AIM: Restate the listing below word for word, omitting any images.

RECORDS SUPPLIED:
____________________
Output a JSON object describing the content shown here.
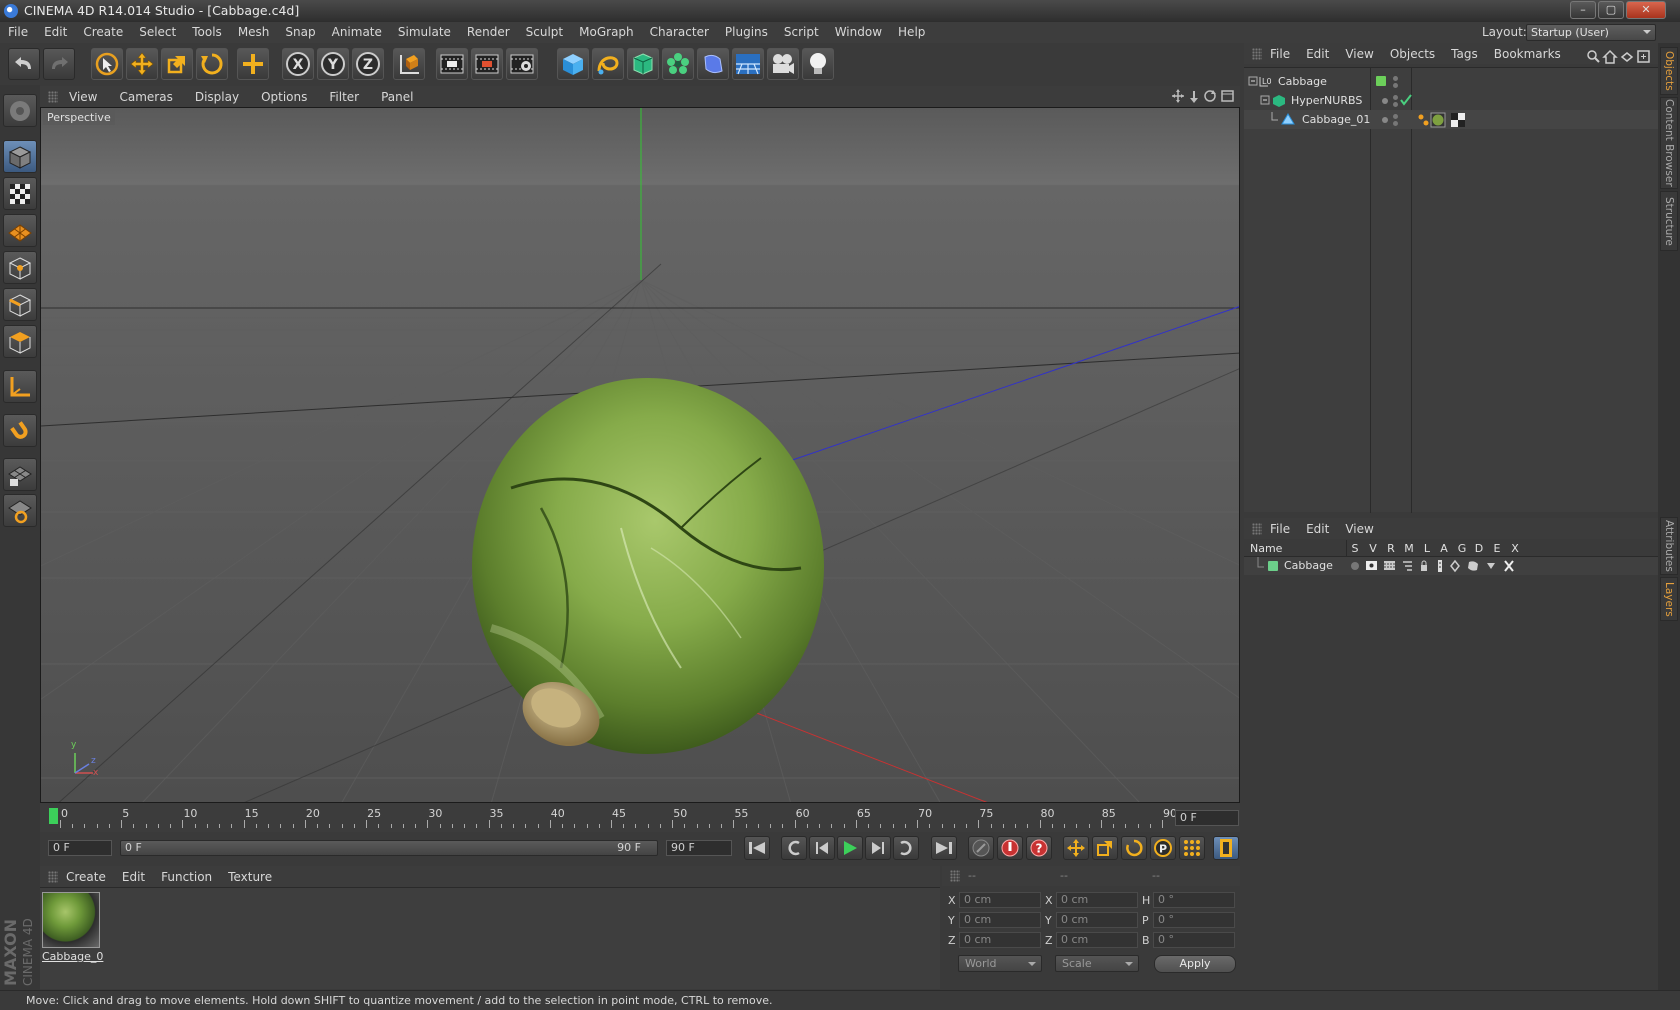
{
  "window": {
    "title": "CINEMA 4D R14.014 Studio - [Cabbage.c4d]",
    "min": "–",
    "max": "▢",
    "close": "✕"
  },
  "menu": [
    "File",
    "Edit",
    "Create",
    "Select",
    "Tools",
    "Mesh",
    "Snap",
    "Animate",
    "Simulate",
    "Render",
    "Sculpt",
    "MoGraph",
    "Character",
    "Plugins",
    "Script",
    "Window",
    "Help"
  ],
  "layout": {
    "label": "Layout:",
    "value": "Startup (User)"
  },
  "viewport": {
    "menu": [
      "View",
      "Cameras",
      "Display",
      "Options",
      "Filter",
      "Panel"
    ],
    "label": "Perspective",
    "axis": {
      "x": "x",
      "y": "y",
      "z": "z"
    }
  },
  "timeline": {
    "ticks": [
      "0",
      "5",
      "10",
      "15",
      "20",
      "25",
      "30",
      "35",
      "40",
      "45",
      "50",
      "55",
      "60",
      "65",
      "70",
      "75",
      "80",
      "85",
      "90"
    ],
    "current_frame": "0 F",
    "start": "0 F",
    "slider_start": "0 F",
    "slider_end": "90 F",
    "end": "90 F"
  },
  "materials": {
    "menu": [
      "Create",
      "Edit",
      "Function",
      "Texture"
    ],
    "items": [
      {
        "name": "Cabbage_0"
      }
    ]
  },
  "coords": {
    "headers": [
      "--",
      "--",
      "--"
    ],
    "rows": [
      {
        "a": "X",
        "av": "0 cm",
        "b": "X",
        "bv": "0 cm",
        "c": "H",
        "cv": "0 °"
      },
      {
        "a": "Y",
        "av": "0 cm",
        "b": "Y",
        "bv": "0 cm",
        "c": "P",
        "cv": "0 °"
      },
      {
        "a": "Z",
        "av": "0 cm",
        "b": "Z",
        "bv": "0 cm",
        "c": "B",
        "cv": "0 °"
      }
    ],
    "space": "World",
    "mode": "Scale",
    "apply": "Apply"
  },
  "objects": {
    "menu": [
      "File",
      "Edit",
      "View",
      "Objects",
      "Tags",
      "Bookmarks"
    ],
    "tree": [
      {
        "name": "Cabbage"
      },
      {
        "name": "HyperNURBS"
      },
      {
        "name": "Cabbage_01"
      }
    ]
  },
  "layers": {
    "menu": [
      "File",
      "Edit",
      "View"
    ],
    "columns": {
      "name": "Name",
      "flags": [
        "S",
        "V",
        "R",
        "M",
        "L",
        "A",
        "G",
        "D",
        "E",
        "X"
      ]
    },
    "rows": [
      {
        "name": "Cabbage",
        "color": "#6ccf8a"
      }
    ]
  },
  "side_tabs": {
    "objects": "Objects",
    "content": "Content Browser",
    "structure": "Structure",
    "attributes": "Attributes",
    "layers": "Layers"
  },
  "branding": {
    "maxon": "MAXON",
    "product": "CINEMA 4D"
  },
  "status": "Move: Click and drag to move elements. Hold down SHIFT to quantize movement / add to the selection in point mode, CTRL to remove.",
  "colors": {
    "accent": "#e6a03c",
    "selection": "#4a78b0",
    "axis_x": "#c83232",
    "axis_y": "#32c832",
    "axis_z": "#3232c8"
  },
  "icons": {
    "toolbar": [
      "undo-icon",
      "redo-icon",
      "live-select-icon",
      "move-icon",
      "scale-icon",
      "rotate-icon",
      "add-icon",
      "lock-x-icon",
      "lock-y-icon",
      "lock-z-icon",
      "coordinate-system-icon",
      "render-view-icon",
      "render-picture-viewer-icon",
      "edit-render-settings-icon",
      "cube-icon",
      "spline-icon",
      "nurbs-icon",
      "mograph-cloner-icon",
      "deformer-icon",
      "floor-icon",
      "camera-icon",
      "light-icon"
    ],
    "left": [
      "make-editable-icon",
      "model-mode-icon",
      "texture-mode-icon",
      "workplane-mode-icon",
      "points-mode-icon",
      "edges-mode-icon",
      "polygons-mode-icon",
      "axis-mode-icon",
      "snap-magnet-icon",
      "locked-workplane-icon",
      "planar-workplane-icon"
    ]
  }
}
____________________
RESPONSE FOR THIS EXERCISE:
Output a JSON object describing the content shown here.
{
  "window": {
    "title": "CINEMA 4D R14.014 Studio - [Cabbage.c4d]",
    "min": "–",
    "max": "▢",
    "close": "✕"
  },
  "menu": [
    "File",
    "Edit",
    "Create",
    "Select",
    "Tools",
    "Mesh",
    "Snap",
    "Animate",
    "Simulate",
    "Render",
    "Sculpt",
    "MoGraph",
    "Character",
    "Plugins",
    "Script",
    "Window",
    "Help"
  ],
  "layout": {
    "label": "Layout:",
    "value": "Startup (User)"
  },
  "viewport": {
    "menu": [
      "View",
      "Cameras",
      "Display",
      "Options",
      "Filter",
      "Panel"
    ],
    "label": "Perspective",
    "axis": {
      "x": "x",
      "y": "y",
      "z": "z"
    }
  },
  "timeline": {
    "ticks": [
      "0",
      "5",
      "10",
      "15",
      "20",
      "25",
      "30",
      "35",
      "40",
      "45",
      "50",
      "55",
      "60",
      "65",
      "70",
      "75",
      "80",
      "85",
      "90"
    ],
    "current_frame": "0 F",
    "start": "0 F",
    "slider_start": "0 F",
    "slider_end": "90 F",
    "end": "90 F"
  },
  "materials": {
    "menu": [
      "Create",
      "Edit",
      "Function",
      "Texture"
    ],
    "items": [
      {
        "name": "Cabbage_0"
      }
    ]
  },
  "coords": {
    "headers": [
      "--",
      "--",
      "--"
    ],
    "rows": [
      {
        "a": "X",
        "av": "0 cm",
        "b": "X",
        "bv": "0 cm",
        "c": "H",
        "cv": "0 °"
      },
      {
        "a": "Y",
        "av": "0 cm",
        "b": "Y",
        "bv": "0 cm",
        "c": "P",
        "cv": "0 °"
      },
      {
        "a": "Z",
        "av": "0 cm",
        "b": "Z",
        "bv": "0 cm",
        "c": "B",
        "cv": "0 °"
      }
    ],
    "space": "World",
    "mode": "Scale",
    "apply": "Apply"
  },
  "objects": {
    "menu": [
      "File",
      "Edit",
      "View",
      "Objects",
      "Tags",
      "Bookmarks"
    ],
    "tree": [
      {
        "name": "Cabbage"
      },
      {
        "name": "HyperNURBS"
      },
      {
        "name": "Cabbage_01"
      }
    ]
  },
  "layers": {
    "menu": [
      "File",
      "Edit",
      "View"
    ],
    "columns": {
      "name": "Name",
      "flags": [
        "S",
        "V",
        "R",
        "M",
        "L",
        "A",
        "G",
        "D",
        "E",
        "X"
      ]
    },
    "rows": [
      {
        "name": "Cabbage",
        "color": "#6ccf8a"
      }
    ]
  },
  "side_tabs": {
    "objects": "Objects",
    "content": "Content Browser",
    "structure": "Structure",
    "attributes": "Attributes",
    "layers": "Layers"
  },
  "branding": {
    "maxon": "MAXON",
    "product": "CINEMA 4D"
  },
  "status": "Move: Click and drag to move elements. Hold down SHIFT to quantize movement / add to the selection in point mode, CTRL to remove.",
  "colors": {
    "accent": "#e6a03c",
    "selection": "#4a78b0",
    "axis_x": "#c83232",
    "axis_y": "#32c832",
    "axis_z": "#3232c8"
  },
  "icons": {
    "toolbar": [
      "undo-icon",
      "redo-icon",
      "live-select-icon",
      "move-icon",
      "scale-icon",
      "rotate-icon",
      "add-icon",
      "lock-x-icon",
      "lock-y-icon",
      "lock-z-icon",
      "coordinate-system-icon",
      "render-view-icon",
      "render-picture-viewer-icon",
      "edit-render-settings-icon",
      "cube-icon",
      "spline-icon",
      "nurbs-icon",
      "mograph-cloner-icon",
      "deformer-icon",
      "floor-icon",
      "camera-icon",
      "light-icon"
    ],
    "left": [
      "make-editable-icon",
      "model-mode-icon",
      "texture-mode-icon",
      "workplane-mode-icon",
      "points-mode-icon",
      "edges-mode-icon",
      "polygons-mode-icon",
      "axis-mode-icon",
      "snap-magnet-icon",
      "locked-workplane-icon",
      "planar-workplane-icon"
    ]
  }
}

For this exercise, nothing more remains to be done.